**Set exercise:** Transcribe only what runs from the line containing "What text is on this page?" through the final line below, exactly, and leave every picture out.

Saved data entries
>> Begin
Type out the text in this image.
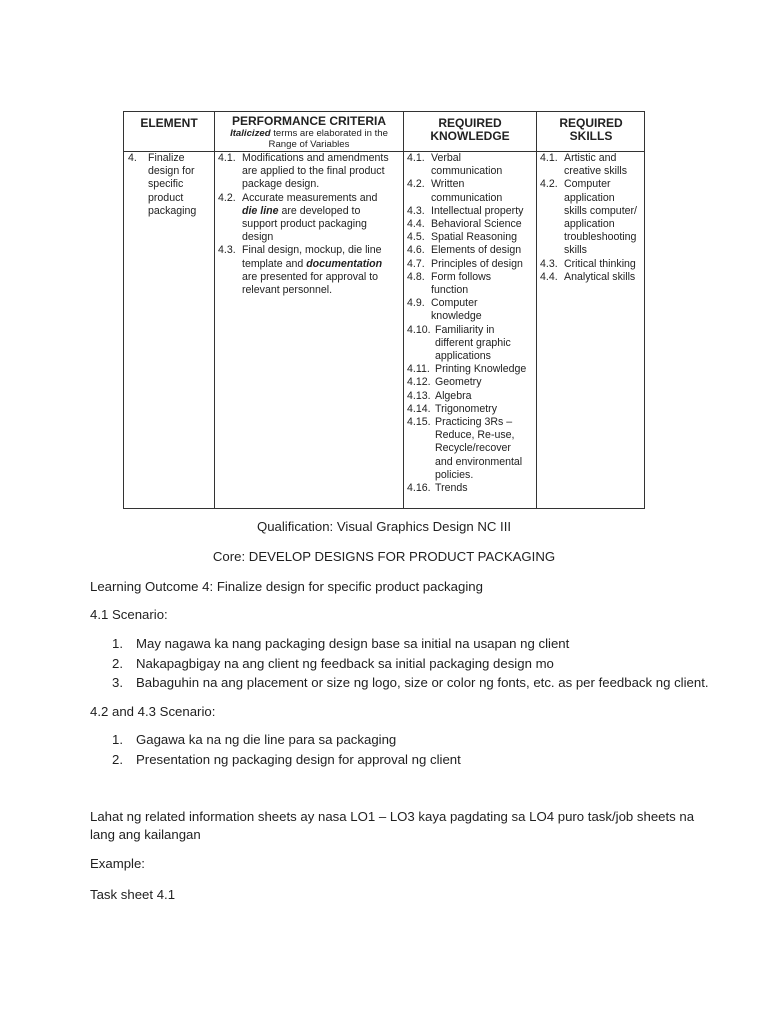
ELEMENT	PERFORMANCE CRITERIA
Italicized terms are elaborated in the Range of Variables
REQUIRED KNOWLEDGE
REQUIRED SKILLS
4. Finalize
design for
specific
product
packaging
4.1. Modifications and amendments
are applied to the final product
package design.
4.2. Accurate measurements and
die line are developed to
support product packaging
design
4.3. Final design, mockup, die line
template and documentation
are presented for approval to
relevant personnel.
4.1. Verbal
communication
4.2. Written
communication
4.3. Intellectual property
4.4. Behavioral Science
4.5. Spatial Reasoning
4.6. Elements of design
4.7. Principles of design
4.8. Form follows
function
4.9. Computer
knowledge
4.10. Familiarity in
different graphic
applications
4.11. Printing Knowledge
4.12. Geometry
4.13. Algebra
4.14. Trigonometry
4.15. Practicing 3Rs –
Reduce, Re-use,
Recycle/recover
and environmental
policies.
4.16. Trends
4.1. Artistic and
creative skills
4.2. Computer
application
skills computer/
application
troubleshooting
skills
4.3. Critical thinking
4.4. Analytical skills
Qualification: Visual Graphics Design NC III
Core: DEVELOP DESIGNS FOR PRODUCT PACKAGING
Learning Outcome 4: Finalize design for specific product packaging
4.1 Scenario:
1. May nagawa ka nang packaging design base sa initial na usapan ng client
2. Nakapagbigay na ang client ng feedback sa initial packaging design mo
3. Babaguhin na ang placement or size ng logo, size or color ng fonts, etc. as per feedback ng client.
4.2 and 4.3 Scenario:
1. Gagawa ka na ng die line para sa packaging
2. Presentation ng packaging design for approval ng client
Lahat ng related information sheets ay nasa LO1 – LO3 kaya pagdating sa LO4 puro task/job sheets na
lang ang kailangan
Example:
Task sheet 4.1
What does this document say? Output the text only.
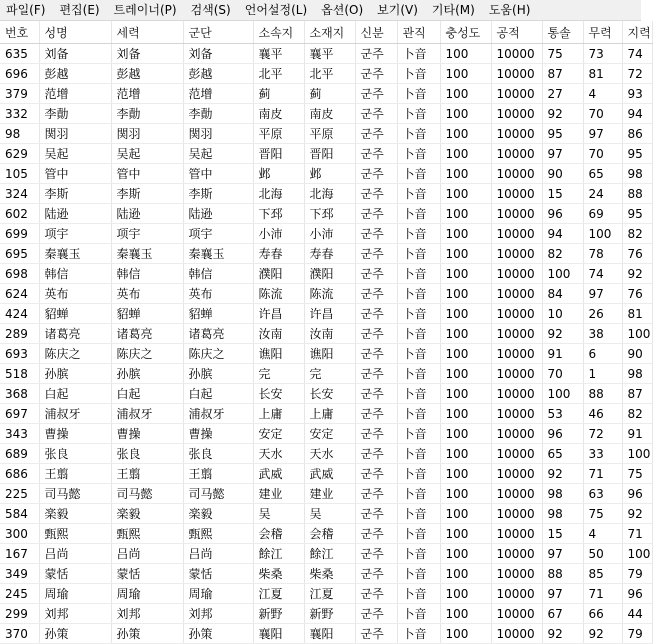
파일(F)	편집(E)	트레이너(P)	검색(S)	언어설정(L)	옵션(O)	보기(V)	기타(M)	도움(H)
번호	성명	세력	군단	소속지	소재지	신분	관직	충성도	공적	통솔	무력	지력
635	刘备	刘备	刘备	襄平	襄平	군주	卜音	100	10000	75	73	74
696	彭越	彭越	彭越	北平	北平	군주	卜音	100	10000	87	81	72
379	范增	范增	范增	蓟	蓟	군주	卜音	100	10000	27	4	93
332	李勣	李勣	李勣	南皮	南皮	군주	卜音	100	10000	92	70	94
98	関羽	関羽	関羽	平原	平原	군주	卜音	100	10000	95	97	86
629	吴起	吴起	吴起	晋阳	晋阳	군주	卜音	100	10000	97	70	95
105	管中	管中	管中	邺	邺	군주	卜音	100	10000	90	65	98
324	李斯	李斯	李斯	北海	北海	군주	卜音	100	10000	15	24	88
602	陆逊	陆逊	陆逊	下邳	下邳	군주	卜音	100	10000	96	69	95
699	项宇	项宇	项宇	小沛	小沛	군주	卜音	100	10000	94	100	82
695	秦襄玉	秦襄玉	秦襄玉	寿春	寿春	군주	卜音	100	10000	82	78	76
698	韩信	韩信	韩信	濮阳	濮阳	군주	卜音	100	10000	100	74	92
624	英布	英布	英布	陈流	陈流	군주	卜音	100	10000	84	97	76
424	貂蝉	貂蝉	貂蝉	许昌	许昌	군주	卜音	100	10000	10	26	81
289	诸葛亮	诸葛亮	诸葛亮	汝南	汝南	군주	卜音	100	10000	92	38	100
693	陈庆之	陈庆之	陈庆之	谯阳	谯阳	군주	卜音	100	10000	91	6	90
518	孙膑	孙膑	孙膑	完	完	군주	卜音	100	10000	70	1	98
368	白起	白起	白起	长安	长安	군주	卜音	100	10000	100	88	87
697	浦叔牙	浦叔牙	浦叔牙	上庸	上庸	군주	卜音	100	10000	53	46	82
343	曹操	曹操	曹操	安定	安定	군주	卜音	100	10000	96	72	91
689	张良	张良	张良	天水	天水	군주	卜音	100	10000	65	33	100
686	王翦	王翦	王翦	武威	武威	군주	卜音	100	10000	92	71	75
225	司马懿	司马懿	司马懿	建业	建业	군주	卜音	100	10000	98	63	96
584	楽毅	楽毅	楽毅	吴	吴	군주	卜音	100	10000	98	75	92
300	甄熙	甄熙	甄熙	会稽	会稽	군주	卜音	100	10000	15	4	71
167	吕尚	吕尚	吕尚	餘江	餘江	군주	卜音	100	10000	97	50	100
349	蒙恬	蒙恬	蒙恬	柴桑	柴桑	군주	卜音	100	10000	88	85	79
245	周瑜	周瑜	周瑜	江夏	江夏	군주	卜音	100	10000	97	71	96
299	刘邦	刘邦	刘邦	新野	新野	군주	卜音	100	10000	67	66	44
370	孙策	孙策	孙策	襄阳	襄阳	군주	卜音	100	10000	92	92	79
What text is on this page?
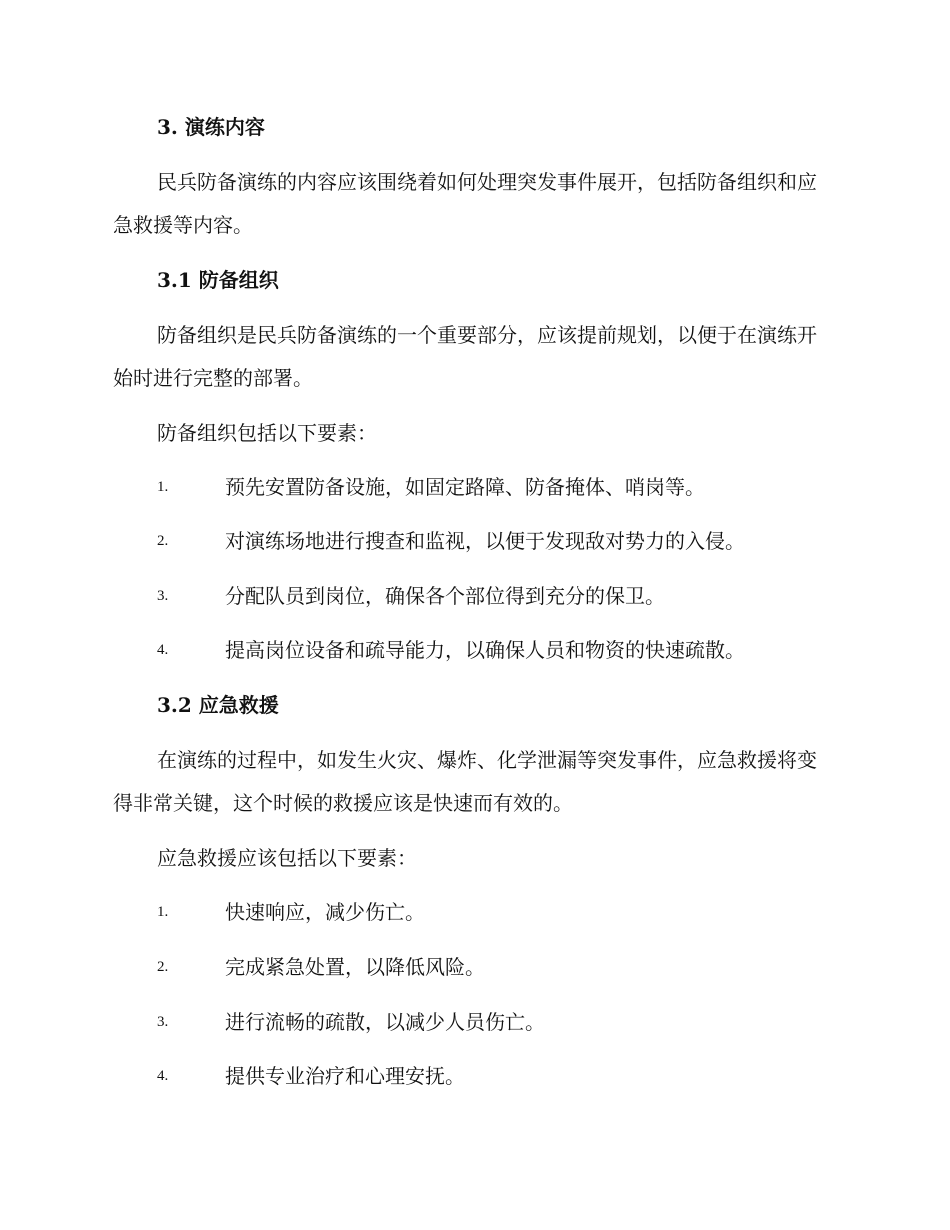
3. 演练内容
民兵防备演练的内容应该围绕着如何处理突发事件展开，包括防备组织和应急救援等内容。
3.1 防备组织
防备组织是民兵防备演练的一个重要部分，应该提前规划，以便于在演练开始时进行完整的部署。
防备组织包括以下要素：
1.	预先安置防备设施，如固定路障、防备掩体、哨岗等。
2.	对演练场地进行搜查和监视，以便于发现敌对势力的入侵。
3.	分配队员到岗位，确保各个部位得到充分的保卫。
4.	提高岗位设备和疏导能力，以确保人员和物资的快速疏散。
3.2 应急救援
在演练的过程中，如发生火灾、爆炸、化学泄漏等突发事件，应急救援将变得非常关键，这个时候的救援应该是快速而有效的。
应急救援应该包括以下要素：
1.	快速响应，减少伤亡。
2.	完成紧急处置，以降低风险。
3.	进行流畅的疏散，以减少人员伤亡。
4.	提供专业治疗和心理安抚。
>> End
**Response to this exercise:**
What text is on this page?
3. 演练内容
民兵防备演练的内容应该围绕着如何处理突发事件展开，包括防备组织和应急救援等内容。
3.1 防备组织
防备组织是民兵防备演练的一个重要部分，应该提前规划，以便于在演练开始时进行完整的部署。
防备组织包括以下要素：
1.	预先安置防备设施，如固定路障、防备掩体、哨岗等。
2.	对演练场地进行搜查和监视，以便于发现敌对势力的入侵。
3.	分配队员到岗位，确保各个部位得到充分的保卫。
4.	提高岗位设备和疏导能力，以确保人员和物资的快速疏散。
3.2 应急救援
在演练的过程中，如发生火灾、爆炸、化学泄漏等突发事件，应急救援将变得非常关键，这个时候的救援应该是快速而有效的。
应急救援应该包括以下要素：
1.	快速响应，减少伤亡。
2.	完成紧急处置，以降低风险。
3.	进行流畅的疏散，以减少人员伤亡。
4.	提供专业治疗和心理安抚。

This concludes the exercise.